## Short exercise
Set down each record below precisely, skipping the pictures.

[Data entries]
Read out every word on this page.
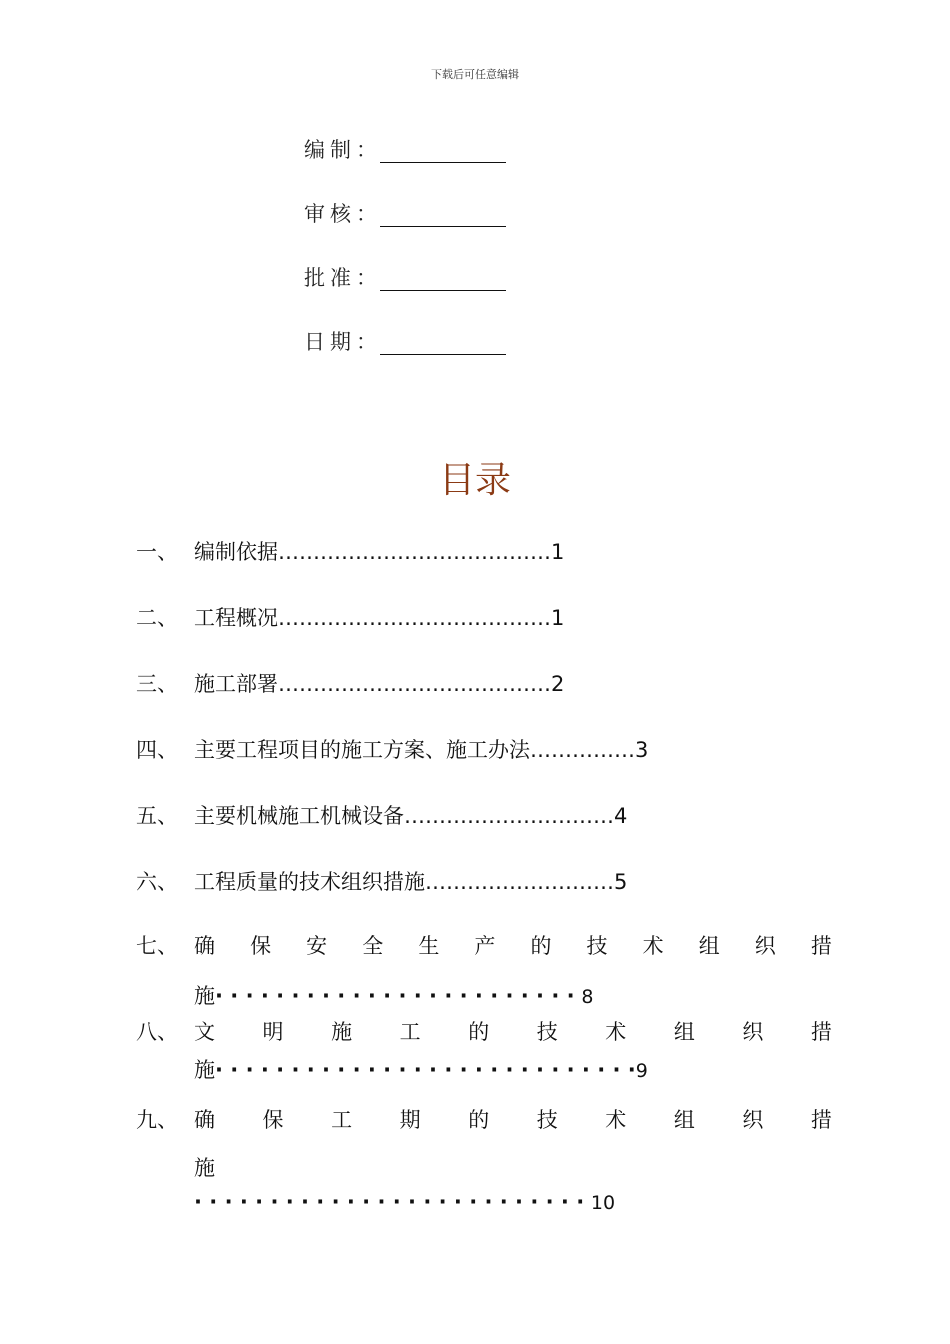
下载后可任意编辑
编制：
审核：
批准：
日期：
目录
一、 编制依据…………………………………1
二、 工程概况…………………………………1
三、 施工部署…………………………………2
四、 主要工程项目的施工方案、施工办法……………3
五、 主要机械施工机械设备…………………………4
六、 工程质量的技术组织措施………………………5
七、 确 保 安 全 生 产 的 技 术 组 织 措
施· · · · · · · · · · · · · · · · · · · · · · · · 8
八、 文 明 施 工 的 技 术 组 织 措
施· · · · · · · · · · · · · · · · · · · · · · · · · · · ·9
九、 确 保 工 期 的 技 术 组 织 措
施
· · · · · · · · · · · · · · · · · · · · · · · · · · 10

## Reply
Read out every word on this page.
下载后可任意编辑
编制：
审核：
批准：
日期：
目录
一、 编制依据…………………………………1
二、 工程概况…………………………………1
三、 施工部署…………………………………2
四、 主要工程项目的施工方案、施工办法……………3
五、 主要机械施工机械设备…………………………4
六、 工程质量的技术组织措施………………………5
七、 确 保 安 全 生 产 的 技 术 组 织 措
施· · · · · · · · · · · · · · · · · · · · · · · · 8
八、 文 明 施 工 的 技 术 组 织 措
施· · · · · · · · · · · · · · · · · · · · · · · · · · · ·9
九、 确 保 工 期 的 技 术 组 织 措
施
· · · · · · · · · · · · · · · · · · · · · · · · · · 10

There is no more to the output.